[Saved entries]
++++
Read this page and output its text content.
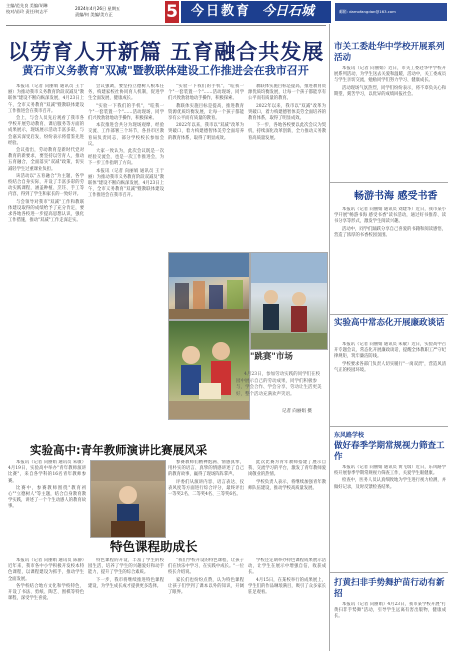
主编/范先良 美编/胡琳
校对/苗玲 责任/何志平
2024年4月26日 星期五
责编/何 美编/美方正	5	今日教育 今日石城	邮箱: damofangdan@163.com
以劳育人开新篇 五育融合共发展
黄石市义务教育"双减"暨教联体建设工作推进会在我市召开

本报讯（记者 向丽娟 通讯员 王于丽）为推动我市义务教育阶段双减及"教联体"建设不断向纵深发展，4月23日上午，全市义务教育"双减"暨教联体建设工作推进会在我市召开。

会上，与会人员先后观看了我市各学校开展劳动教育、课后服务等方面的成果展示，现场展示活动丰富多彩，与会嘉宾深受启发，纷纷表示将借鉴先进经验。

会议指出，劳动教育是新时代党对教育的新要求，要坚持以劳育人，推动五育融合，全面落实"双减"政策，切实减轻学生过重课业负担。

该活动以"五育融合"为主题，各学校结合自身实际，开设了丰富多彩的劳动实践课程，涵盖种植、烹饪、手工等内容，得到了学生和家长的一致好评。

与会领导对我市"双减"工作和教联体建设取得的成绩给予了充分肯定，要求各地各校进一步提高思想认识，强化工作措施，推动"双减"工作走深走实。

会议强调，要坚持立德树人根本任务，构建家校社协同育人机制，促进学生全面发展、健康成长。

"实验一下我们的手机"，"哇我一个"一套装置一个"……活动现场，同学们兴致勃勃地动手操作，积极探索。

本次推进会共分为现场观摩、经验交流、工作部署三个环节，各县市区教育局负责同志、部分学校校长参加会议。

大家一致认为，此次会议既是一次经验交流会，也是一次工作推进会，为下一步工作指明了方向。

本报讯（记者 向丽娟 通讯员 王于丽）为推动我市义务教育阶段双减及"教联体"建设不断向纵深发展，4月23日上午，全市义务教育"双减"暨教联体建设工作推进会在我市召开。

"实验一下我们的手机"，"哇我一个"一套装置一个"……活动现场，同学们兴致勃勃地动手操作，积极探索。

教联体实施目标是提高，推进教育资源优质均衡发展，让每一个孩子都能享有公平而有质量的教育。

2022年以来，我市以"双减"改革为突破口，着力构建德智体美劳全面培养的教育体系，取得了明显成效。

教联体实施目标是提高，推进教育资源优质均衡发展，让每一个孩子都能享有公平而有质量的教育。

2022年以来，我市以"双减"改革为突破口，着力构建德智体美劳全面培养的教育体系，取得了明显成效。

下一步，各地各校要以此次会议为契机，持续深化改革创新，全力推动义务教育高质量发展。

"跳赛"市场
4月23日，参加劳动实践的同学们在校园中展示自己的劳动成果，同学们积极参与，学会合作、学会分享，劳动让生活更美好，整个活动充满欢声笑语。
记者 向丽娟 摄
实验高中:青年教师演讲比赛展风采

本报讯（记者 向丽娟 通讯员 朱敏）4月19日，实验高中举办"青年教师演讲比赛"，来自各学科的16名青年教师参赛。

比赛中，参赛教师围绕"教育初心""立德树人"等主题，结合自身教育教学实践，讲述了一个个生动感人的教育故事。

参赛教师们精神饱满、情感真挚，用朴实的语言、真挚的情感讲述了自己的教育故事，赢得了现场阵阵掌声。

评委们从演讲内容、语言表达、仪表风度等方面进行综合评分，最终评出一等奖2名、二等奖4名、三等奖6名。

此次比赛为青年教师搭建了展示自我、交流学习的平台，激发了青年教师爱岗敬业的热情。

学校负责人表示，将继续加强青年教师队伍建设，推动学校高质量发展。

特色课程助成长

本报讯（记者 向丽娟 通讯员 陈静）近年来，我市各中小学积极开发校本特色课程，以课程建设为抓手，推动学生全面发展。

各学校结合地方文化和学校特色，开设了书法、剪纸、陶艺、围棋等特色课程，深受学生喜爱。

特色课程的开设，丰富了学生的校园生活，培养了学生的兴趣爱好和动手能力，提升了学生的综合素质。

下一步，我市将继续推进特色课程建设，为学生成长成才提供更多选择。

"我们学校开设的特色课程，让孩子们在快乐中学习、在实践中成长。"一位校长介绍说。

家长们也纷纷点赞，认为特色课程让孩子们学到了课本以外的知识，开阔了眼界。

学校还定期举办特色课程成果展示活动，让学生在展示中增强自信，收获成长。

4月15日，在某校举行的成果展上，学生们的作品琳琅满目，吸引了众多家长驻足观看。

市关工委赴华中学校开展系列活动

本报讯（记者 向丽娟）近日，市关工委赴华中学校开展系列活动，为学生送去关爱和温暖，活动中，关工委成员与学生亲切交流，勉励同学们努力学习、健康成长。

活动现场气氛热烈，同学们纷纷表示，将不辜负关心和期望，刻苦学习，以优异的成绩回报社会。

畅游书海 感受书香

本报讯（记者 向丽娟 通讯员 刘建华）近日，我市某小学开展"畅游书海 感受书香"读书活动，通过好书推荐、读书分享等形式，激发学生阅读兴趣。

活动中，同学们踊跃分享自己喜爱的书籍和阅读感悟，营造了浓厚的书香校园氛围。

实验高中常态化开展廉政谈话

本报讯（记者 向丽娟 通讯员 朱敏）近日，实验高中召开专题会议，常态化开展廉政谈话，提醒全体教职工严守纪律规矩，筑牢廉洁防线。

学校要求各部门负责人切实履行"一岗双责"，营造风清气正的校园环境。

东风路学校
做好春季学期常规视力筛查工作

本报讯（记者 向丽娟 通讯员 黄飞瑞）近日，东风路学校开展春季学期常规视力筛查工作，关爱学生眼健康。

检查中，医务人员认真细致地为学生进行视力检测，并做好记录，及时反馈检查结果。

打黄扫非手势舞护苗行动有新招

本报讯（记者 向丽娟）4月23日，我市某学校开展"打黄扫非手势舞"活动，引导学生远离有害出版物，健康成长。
++++
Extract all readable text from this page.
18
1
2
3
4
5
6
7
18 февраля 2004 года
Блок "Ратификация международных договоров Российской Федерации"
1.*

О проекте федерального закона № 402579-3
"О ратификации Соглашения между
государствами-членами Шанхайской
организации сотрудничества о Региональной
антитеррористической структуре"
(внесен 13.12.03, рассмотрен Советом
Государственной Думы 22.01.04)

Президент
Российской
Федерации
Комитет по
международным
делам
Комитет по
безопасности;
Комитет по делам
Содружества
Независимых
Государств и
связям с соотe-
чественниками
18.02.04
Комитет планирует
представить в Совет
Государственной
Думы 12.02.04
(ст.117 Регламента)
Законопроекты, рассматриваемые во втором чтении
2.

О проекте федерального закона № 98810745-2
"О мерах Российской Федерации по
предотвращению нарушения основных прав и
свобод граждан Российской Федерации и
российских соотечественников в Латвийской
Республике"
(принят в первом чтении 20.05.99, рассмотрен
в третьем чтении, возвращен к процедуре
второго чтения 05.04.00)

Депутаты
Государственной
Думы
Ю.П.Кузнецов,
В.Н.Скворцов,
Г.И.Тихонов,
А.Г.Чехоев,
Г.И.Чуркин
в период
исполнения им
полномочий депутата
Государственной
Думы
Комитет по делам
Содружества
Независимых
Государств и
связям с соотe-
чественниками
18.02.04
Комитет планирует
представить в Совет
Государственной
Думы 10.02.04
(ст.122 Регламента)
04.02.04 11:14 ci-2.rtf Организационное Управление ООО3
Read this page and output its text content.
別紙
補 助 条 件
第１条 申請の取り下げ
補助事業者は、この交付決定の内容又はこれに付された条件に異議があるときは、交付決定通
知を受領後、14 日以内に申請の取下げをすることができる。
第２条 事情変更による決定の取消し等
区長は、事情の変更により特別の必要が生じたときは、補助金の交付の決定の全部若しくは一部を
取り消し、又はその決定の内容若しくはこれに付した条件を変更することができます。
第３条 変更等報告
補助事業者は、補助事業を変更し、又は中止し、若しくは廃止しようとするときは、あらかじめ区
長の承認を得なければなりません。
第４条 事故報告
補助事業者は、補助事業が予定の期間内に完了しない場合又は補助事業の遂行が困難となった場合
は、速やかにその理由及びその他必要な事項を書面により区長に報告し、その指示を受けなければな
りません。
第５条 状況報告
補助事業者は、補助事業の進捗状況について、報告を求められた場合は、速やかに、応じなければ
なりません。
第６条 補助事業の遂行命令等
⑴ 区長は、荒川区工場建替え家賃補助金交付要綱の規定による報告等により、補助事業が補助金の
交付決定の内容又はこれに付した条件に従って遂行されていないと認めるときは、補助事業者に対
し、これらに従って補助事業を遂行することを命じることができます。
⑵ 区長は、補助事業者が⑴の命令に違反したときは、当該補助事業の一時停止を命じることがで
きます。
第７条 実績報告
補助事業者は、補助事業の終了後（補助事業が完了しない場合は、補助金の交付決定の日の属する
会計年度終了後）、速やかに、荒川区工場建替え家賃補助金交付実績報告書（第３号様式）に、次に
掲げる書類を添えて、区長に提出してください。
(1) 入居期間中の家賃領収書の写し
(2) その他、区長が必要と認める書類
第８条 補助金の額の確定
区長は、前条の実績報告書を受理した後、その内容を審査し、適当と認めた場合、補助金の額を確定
++++
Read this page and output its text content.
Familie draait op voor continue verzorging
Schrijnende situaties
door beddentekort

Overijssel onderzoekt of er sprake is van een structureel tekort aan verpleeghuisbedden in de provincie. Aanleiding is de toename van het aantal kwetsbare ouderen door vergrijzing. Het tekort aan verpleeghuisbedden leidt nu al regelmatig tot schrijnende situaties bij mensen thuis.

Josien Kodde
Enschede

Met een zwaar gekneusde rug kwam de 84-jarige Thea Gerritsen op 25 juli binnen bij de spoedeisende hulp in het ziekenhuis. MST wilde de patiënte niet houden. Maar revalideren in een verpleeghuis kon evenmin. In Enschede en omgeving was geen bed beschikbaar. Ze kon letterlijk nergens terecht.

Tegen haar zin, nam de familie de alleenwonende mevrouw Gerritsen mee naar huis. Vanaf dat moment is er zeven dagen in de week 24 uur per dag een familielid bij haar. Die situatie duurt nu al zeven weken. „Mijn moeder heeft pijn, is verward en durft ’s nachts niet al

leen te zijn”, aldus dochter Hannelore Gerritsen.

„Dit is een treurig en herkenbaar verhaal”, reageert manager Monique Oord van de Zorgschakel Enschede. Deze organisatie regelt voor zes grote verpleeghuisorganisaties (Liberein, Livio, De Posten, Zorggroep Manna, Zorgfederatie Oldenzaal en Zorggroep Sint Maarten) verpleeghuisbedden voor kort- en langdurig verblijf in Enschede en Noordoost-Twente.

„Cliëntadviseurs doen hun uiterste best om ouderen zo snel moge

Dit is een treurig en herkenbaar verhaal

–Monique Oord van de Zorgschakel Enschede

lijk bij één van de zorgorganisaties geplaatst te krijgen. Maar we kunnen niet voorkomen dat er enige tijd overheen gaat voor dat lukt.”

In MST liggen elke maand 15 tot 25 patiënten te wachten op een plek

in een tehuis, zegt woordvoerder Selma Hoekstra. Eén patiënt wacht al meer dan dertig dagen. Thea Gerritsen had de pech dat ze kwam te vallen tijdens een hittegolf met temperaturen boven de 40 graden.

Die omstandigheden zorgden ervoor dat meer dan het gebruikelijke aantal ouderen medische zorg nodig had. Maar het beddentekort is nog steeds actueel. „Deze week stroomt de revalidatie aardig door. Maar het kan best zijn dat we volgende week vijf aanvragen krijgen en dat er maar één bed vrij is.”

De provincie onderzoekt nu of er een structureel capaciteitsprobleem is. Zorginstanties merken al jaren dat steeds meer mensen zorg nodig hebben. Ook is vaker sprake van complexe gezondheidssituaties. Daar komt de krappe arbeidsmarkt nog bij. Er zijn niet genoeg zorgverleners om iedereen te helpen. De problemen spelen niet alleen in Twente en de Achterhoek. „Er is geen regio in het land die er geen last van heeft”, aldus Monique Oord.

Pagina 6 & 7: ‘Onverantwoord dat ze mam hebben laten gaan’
++++
*Stated problem*. Choose all lines containing the string "Федерации" and copy them out.

*Full response*.
Блок "Ратификация международных договоров Российской Федерации"
Федерации
"О мерах Российской Федерации по
свобод граждан Российской Федерации и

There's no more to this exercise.